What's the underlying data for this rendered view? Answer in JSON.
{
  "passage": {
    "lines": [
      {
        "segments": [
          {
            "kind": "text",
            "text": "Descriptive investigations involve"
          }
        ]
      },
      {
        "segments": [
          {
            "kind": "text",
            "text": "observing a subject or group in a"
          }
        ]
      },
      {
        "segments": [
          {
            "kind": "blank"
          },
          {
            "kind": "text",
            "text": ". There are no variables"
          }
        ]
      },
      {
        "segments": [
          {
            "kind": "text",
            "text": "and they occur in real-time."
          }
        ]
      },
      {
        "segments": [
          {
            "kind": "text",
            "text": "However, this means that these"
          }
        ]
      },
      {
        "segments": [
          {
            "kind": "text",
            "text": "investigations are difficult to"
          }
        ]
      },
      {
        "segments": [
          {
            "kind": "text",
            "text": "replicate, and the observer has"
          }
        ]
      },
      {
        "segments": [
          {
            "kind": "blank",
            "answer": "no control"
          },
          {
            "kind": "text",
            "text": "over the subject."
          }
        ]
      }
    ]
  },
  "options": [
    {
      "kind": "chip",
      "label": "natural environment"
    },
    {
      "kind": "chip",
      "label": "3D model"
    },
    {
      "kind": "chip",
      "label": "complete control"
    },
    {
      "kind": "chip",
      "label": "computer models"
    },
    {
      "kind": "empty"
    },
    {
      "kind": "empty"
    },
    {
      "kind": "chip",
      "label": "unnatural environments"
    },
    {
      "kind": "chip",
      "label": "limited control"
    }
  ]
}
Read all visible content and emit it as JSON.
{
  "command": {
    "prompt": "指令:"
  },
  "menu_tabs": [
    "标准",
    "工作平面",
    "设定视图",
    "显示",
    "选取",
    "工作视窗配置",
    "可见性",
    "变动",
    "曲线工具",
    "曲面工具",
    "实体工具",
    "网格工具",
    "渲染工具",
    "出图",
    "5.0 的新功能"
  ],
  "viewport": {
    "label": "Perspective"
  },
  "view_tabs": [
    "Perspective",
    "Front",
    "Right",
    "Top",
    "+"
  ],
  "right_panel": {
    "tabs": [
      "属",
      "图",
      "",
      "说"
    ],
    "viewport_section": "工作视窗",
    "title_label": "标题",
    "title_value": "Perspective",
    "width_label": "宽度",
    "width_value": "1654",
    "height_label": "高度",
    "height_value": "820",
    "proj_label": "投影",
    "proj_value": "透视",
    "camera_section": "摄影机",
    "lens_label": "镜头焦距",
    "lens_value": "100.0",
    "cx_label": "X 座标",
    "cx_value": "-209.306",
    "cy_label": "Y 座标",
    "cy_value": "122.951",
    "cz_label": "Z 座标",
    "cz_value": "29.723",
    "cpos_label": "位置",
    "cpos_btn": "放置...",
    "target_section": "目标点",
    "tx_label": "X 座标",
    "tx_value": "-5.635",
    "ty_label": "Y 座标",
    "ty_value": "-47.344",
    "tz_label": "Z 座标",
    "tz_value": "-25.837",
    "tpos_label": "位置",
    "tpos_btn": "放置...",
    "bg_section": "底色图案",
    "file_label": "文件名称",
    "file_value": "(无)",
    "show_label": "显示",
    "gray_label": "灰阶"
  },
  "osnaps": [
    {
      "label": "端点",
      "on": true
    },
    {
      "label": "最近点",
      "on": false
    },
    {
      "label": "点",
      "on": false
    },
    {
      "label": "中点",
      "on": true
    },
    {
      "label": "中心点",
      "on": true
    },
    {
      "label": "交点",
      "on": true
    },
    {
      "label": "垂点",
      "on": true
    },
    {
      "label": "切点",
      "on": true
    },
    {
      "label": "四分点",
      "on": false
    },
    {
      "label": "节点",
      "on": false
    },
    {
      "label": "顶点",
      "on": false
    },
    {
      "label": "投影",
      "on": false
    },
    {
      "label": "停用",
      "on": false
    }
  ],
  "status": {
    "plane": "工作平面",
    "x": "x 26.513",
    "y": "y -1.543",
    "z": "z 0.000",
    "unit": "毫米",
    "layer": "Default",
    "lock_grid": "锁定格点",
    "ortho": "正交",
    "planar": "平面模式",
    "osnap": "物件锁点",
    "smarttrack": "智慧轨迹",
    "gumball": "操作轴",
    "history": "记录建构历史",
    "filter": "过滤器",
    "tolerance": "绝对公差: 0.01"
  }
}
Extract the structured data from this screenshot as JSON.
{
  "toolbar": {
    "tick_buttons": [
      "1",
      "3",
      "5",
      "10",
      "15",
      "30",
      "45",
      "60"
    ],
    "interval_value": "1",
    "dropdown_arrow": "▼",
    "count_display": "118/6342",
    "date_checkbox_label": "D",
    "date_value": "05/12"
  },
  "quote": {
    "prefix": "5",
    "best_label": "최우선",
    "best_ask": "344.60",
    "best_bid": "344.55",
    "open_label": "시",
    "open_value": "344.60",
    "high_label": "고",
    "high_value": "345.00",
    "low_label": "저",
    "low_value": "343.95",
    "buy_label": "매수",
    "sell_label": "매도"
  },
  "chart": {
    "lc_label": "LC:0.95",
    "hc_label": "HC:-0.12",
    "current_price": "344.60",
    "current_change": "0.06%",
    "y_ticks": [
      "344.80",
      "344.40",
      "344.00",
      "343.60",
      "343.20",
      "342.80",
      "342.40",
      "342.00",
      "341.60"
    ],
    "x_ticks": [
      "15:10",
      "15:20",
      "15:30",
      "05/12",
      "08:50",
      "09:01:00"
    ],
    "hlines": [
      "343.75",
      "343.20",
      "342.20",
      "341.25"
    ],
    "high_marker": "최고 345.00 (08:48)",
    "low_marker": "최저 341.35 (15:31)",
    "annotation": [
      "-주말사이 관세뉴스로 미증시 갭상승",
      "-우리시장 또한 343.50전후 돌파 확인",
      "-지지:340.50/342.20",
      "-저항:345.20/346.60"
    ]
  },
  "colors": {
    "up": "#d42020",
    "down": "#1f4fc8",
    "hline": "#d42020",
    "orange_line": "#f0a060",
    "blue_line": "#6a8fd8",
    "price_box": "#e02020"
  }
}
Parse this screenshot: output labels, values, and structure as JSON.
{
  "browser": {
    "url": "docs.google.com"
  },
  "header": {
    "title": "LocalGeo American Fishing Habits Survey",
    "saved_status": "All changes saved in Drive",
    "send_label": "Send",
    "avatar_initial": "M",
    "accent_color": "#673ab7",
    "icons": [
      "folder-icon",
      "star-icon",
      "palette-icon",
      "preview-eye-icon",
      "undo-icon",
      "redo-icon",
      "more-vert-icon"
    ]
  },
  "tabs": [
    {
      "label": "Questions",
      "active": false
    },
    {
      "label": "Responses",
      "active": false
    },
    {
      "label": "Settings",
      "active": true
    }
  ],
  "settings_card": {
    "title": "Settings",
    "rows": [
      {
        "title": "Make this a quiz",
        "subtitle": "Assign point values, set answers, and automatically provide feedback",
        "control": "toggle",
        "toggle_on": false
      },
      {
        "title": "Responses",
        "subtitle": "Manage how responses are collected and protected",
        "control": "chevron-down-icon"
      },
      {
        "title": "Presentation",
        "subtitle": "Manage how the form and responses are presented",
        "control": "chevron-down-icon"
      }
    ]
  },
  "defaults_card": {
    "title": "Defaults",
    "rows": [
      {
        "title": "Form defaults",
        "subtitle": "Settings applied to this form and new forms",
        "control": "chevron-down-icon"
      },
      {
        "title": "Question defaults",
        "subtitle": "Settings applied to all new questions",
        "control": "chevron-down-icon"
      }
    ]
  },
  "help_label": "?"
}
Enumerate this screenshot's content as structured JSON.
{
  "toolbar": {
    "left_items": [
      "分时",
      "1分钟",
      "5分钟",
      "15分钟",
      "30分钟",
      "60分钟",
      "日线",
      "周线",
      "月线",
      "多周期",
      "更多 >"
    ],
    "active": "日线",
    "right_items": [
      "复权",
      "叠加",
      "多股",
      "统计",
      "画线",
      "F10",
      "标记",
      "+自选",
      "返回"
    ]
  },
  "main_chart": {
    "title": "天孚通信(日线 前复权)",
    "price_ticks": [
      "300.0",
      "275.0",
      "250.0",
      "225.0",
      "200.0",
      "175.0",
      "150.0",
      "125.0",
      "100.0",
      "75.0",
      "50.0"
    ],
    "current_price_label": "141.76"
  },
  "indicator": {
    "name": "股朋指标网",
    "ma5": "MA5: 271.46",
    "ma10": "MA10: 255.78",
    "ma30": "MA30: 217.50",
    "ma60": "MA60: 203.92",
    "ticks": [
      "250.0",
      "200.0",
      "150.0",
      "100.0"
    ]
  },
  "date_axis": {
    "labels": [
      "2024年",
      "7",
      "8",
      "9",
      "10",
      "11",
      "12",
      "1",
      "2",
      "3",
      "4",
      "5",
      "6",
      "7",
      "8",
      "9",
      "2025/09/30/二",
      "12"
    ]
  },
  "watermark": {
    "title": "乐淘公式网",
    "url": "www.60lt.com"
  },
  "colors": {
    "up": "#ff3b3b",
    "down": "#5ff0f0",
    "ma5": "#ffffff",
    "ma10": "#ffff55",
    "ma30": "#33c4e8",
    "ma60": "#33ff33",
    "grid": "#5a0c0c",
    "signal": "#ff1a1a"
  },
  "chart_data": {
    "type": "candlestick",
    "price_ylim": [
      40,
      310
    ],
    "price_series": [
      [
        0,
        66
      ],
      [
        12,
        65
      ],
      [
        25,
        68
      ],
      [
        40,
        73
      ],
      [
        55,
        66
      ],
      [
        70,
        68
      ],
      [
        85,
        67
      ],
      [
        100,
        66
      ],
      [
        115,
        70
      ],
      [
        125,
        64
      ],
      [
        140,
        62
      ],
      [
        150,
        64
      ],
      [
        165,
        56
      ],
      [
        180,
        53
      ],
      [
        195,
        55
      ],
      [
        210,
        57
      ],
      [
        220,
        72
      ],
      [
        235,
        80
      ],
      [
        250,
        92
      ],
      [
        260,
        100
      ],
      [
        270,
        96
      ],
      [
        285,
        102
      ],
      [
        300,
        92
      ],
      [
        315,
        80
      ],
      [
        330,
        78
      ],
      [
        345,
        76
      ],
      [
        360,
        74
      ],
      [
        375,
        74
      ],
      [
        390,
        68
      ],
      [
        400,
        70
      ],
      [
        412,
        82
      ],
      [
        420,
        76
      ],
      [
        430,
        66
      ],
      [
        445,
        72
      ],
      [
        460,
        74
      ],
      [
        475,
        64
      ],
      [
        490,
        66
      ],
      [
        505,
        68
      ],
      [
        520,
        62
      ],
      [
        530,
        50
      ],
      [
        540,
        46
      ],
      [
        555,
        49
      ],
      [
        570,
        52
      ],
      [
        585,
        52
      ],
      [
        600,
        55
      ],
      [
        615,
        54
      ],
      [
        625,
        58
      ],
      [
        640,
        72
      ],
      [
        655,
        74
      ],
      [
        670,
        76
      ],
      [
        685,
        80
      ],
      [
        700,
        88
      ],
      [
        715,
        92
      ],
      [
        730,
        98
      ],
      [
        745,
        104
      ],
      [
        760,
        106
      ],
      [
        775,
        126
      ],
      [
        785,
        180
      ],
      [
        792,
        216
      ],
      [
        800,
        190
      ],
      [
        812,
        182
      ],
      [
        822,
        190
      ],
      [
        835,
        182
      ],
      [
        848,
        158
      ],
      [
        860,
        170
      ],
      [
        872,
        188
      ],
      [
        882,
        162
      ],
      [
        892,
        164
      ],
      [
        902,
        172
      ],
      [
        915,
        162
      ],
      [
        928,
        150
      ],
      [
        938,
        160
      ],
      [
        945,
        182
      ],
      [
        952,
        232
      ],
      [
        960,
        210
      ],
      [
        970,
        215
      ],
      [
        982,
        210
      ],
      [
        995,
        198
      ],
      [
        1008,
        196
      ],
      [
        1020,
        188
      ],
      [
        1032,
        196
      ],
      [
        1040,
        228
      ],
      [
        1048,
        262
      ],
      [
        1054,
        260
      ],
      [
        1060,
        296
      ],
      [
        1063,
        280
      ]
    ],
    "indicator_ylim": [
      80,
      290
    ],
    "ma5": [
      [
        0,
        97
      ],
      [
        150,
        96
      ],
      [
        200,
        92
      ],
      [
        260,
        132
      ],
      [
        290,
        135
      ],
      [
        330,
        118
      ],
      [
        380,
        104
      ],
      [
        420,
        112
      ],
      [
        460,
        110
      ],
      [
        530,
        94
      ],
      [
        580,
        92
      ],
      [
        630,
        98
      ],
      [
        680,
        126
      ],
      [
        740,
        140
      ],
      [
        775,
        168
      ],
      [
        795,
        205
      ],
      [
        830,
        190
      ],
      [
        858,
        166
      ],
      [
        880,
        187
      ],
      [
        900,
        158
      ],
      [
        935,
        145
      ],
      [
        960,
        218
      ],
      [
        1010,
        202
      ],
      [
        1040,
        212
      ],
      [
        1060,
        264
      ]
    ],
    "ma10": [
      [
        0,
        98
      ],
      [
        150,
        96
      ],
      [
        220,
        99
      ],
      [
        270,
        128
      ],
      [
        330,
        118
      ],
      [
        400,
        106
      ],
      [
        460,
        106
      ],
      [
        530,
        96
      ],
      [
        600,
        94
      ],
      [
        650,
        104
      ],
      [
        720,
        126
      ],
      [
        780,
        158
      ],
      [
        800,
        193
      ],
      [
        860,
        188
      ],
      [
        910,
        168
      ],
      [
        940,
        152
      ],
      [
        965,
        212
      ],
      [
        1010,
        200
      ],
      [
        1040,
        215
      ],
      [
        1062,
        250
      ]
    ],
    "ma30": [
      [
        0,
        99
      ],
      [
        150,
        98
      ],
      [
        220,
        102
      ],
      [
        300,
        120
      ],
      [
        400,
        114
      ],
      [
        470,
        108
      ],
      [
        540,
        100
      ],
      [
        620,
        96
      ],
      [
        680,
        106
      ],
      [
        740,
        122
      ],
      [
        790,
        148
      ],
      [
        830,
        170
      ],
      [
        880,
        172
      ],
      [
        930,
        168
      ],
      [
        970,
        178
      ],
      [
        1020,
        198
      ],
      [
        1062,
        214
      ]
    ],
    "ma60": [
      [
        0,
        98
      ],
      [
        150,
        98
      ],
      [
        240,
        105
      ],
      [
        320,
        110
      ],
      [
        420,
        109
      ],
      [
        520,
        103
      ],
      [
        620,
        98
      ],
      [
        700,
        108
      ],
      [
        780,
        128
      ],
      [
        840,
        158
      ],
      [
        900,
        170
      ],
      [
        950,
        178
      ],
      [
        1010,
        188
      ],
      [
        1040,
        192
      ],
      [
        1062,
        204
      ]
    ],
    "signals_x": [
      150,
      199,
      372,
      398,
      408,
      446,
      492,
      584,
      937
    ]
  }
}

- Given task -
Find the lines above that contain the word "JSON" and collect them.

- Expected output -
What's the underlying data for this rendered view? Answer in JSON.
Read all visible content and emit it as JSON.
Extract the structured data from this screenshot as JSON.
Parse this screenshot: output labels, values, and structure as JSON.
Enumerate this screenshot's content as structured JSON.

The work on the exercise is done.